[BEGIN]
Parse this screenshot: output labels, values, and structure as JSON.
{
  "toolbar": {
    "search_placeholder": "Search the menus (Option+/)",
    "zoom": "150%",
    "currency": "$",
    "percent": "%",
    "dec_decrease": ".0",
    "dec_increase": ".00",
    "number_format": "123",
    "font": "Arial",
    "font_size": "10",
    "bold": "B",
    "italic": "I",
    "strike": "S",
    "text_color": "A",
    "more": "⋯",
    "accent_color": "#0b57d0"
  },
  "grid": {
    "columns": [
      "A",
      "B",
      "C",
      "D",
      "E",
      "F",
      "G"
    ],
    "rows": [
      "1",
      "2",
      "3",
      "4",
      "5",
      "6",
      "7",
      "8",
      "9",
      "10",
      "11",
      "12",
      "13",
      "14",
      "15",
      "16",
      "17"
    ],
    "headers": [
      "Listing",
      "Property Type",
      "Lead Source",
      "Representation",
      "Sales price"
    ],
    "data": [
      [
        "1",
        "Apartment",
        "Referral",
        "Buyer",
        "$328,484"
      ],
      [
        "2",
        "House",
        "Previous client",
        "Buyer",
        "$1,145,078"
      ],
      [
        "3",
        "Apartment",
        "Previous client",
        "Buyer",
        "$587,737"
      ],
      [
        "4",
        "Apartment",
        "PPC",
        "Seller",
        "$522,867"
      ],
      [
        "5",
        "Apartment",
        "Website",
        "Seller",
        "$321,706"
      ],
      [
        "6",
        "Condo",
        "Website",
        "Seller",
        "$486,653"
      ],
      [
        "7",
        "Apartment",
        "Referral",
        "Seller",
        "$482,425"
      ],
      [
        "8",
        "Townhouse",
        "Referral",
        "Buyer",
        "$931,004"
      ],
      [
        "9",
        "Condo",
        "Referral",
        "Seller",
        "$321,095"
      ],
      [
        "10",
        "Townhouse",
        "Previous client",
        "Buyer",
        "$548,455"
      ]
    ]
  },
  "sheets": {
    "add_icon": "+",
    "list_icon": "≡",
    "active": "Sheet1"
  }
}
[END]
SHORT EXERCISE: Nothing may be left out: return each entry exactly as it reads.

ANSWER FOR THIS EXERCISE:
Parse this screenshot: output labels, values, and structure as JSON.
{
  "toolbar": {
    "search_placeholder": "Search the menus (Option+/)",
    "zoom": "150%",
    "currency": "$",
    "percent": "%",
    "dec_decrease": ".0",
    "dec_increase": ".00",
    "number_format": "123",
    "font": "Arial",
    "font_size": "10",
    "bold": "B",
    "italic": "I",
    "strike": "S",
    "text_color": "A",
    "more": "⋯",
    "accent_color": "#0b57d0"
  },
  "grid": {
    "columns": [
      "A",
      "B",
      "C",
      "D",
      "E",
      "F",
      "G"
    ],
    "rows": [
      "1",
      "2",
      "3",
      "4",
      "5",
      "6",
      "7",
      "8",
      "9",
      "10",
      "11",
      "12",
      "13",
      "14",
      "15",
      "16",
      "17"
    ],
    "headers": [
      "Listing",
      "Property Type",
      "Lead Source",
      "Representation",
      "Sales price"
    ],
    "data": [
      [
        "1",
        "Apartment",
        "Referral",
        "Buyer",
        "$328,484"
      ],
      [
        "2",
        "House",
        "Previous client",
        "Buyer",
        "$1,145,078"
      ],
      [
        "3",
        "Apartment",
        "Previous client",
        "Buyer",
        "$587,737"
      ],
      [
        "4",
        "Apartment",
        "PPC",
        "Seller",
        "$522,867"
      ],
      [
        "5",
        "Apartment",
        "Website",
        "Seller",
        "$321,706"
      ],
      [
        "6",
        "Condo",
        "Website",
        "Seller",
        "$486,653"
      ],
      [
        "7",
        "Apartment",
        "Referral",
        "Seller",
        "$482,425"
      ],
      [
        "8",
        "Townhouse",
        "Referral",
        "Buyer",
        "$931,004"
      ],
      [
        "9",
        "Condo",
        "Referral",
        "Seller",
        "$321,095"
      ],
      [
        "10",
        "Townhouse",
        "Previous client",
        "Buyer",
        "$548,455"
      ]
    ]
  },
  "sheets": {
    "add_icon": "+",
    "list_icon": "≡",
    "active": "Sheet1"
  }
}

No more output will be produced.